*Aim*. Each entry must be given again exactly; images do not belong in the copy.
**********
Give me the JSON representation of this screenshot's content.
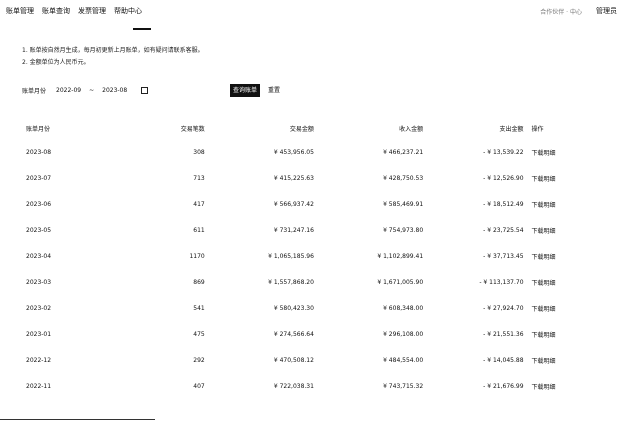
{
  "nav": {
    "items": [
      "账单管理",
      "账单查询",
      "发票管理",
      "帮助中心"
    ]
  },
  "header": {
    "right_muted": "合作伙伴 · 中心",
    "user": "管理员"
  },
  "notes": [
    "1. 账单按自然月生成，每月初更新上月账单，如有疑问请联系客服。",
    "2. 金额单位为人民币元。"
  ],
  "filter": {
    "label": "账单月份",
    "start": "2022-09",
    "sep": "~",
    "end": "2023-08",
    "query_label": "查询账单",
    "reset_label": "重置"
  },
  "table": {
    "headers": [
      "账单月份",
      "交易笔数",
      "交易金额",
      "收入金额",
      "支出金额",
      "操作"
    ],
    "rows": [
      {
        "month": "2023-08",
        "count": "308",
        "amount": "¥ 453,956.05",
        "income": "¥ 466,237.21",
        "expense": "- ¥ 13,539.22",
        "action": "下载明细"
      },
      {
        "month": "2023-07",
        "count": "713",
        "amount": "¥ 415,225.63",
        "income": "¥ 428,750.53",
        "expense": "- ¥ 12,526.90",
        "action": "下载明细"
      },
      {
        "month": "2023-06",
        "count": "417",
        "amount": "¥ 566,937.42",
        "income": "¥ 585,469.91",
        "expense": "- ¥ 18,512.49",
        "action": "下载明细"
      },
      {
        "month": "2023-05",
        "count": "611",
        "amount": "¥ 731,247.16",
        "income": "¥ 754,973.80",
        "expense": "- ¥ 23,725.54",
        "action": "下载明细"
      },
      {
        "month": "2023-04",
        "count": "1170",
        "amount": "¥ 1,065,185.96",
        "income": "¥ 1,102,899.41",
        "expense": "- ¥ 37,713.45",
        "action": "下载明细"
      },
      {
        "month": "2023-03",
        "count": "869",
        "amount": "¥ 1,557,868.20",
        "income": "¥ 1,671,005.90",
        "expense": "- ¥ 113,137.70",
        "action": "下载明细"
      },
      {
        "month": "2023-02",
        "count": "541",
        "amount": "¥ 580,423.30",
        "income": "¥ 608,348.00",
        "expense": "- ¥ 27,924.70",
        "action": "下载明细"
      },
      {
        "month": "2023-01",
        "count": "475",
        "amount": "¥ 274,566.64",
        "income": "¥ 296,108.00",
        "expense": "- ¥ 21,551.36",
        "action": "下载明细"
      },
      {
        "month": "2022-12",
        "count": "292",
        "amount": "¥ 470,508.12",
        "income": "¥ 484,554.00",
        "expense": "- ¥ 14,045.88",
        "action": "下载明细"
      },
      {
        "month": "2022-11",
        "count": "407",
        "amount": "¥ 722,038.31",
        "income": "¥ 743,715.32",
        "expense": "- ¥ 21,676.99",
        "action": "下载明细"
      }
    ]
  }
}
**********
*Solution to the problem*.
Give me the JSON representation of this screenshot's content.
{
  "nav": {
    "items": [
      "账单管理",
      "账单查询",
      "发票管理",
      "帮助中心"
    ]
  },
  "header": {
    "right_muted": "合作伙伴 · 中心",
    "user": "管理员"
  },
  "notes": [
    "1. 账单按自然月生成，每月初更新上月账单，如有疑问请联系客服。",
    "2. 金额单位为人民币元。"
  ],
  "filter": {
    "label": "账单月份",
    "start": "2022-09",
    "sep": "~",
    "end": "2023-08",
    "query_label": "查询账单",
    "reset_label": "重置"
  },
  "table": {
    "headers": [
      "账单月份",
      "交易笔数",
      "交易金额",
      "收入金额",
      "支出金额",
      "操作"
    ],
    "rows": [
      {
        "month": "2023-08",
        "count": "308",
        "amount": "¥ 453,956.05",
        "income": "¥ 466,237.21",
        "expense": "- ¥ 13,539.22",
        "action": "下载明细"
      },
      {
        "month": "2023-07",
        "count": "713",
        "amount": "¥ 415,225.63",
        "income": "¥ 428,750.53",
        "expense": "- ¥ 12,526.90",
        "action": "下载明细"
      },
      {
        "month": "2023-06",
        "count": "417",
        "amount": "¥ 566,937.42",
        "income": "¥ 585,469.91",
        "expense": "- ¥ 18,512.49",
        "action": "下载明细"
      },
      {
        "month": "2023-05",
        "count": "611",
        "amount": "¥ 731,247.16",
        "income": "¥ 754,973.80",
        "expense": "- ¥ 23,725.54",
        "action": "下载明细"
      },
      {
        "month": "2023-04",
        "count": "1170",
        "amount": "¥ 1,065,185.96",
        "income": "¥ 1,102,899.41",
        "expense": "- ¥ 37,713.45",
        "action": "下载明细"
      },
      {
        "month": "2023-03",
        "count": "869",
        "amount": "¥ 1,557,868.20",
        "income": "¥ 1,671,005.90",
        "expense": "- ¥ 113,137.70",
        "action": "下载明细"
      },
      {
        "month": "2023-02",
        "count": "541",
        "amount": "¥ 580,423.30",
        "income": "¥ 608,348.00",
        "expense": "- ¥ 27,924.70",
        "action": "下载明细"
      },
      {
        "month": "2023-01",
        "count": "475",
        "amount": "¥ 274,566.64",
        "income": "¥ 296,108.00",
        "expense": "- ¥ 21,551.36",
        "action": "下载明细"
      },
      {
        "month": "2022-12",
        "count": "292",
        "amount": "¥ 470,508.12",
        "income": "¥ 484,554.00",
        "expense": "- ¥ 14,045.88",
        "action": "下载明细"
      },
      {
        "month": "2022-11",
        "count": "407",
        "amount": "¥ 722,038.31",
        "income": "¥ 743,715.32",
        "expense": "- ¥ 21,676.99",
        "action": "下载明细"
      }
    ]
  }
}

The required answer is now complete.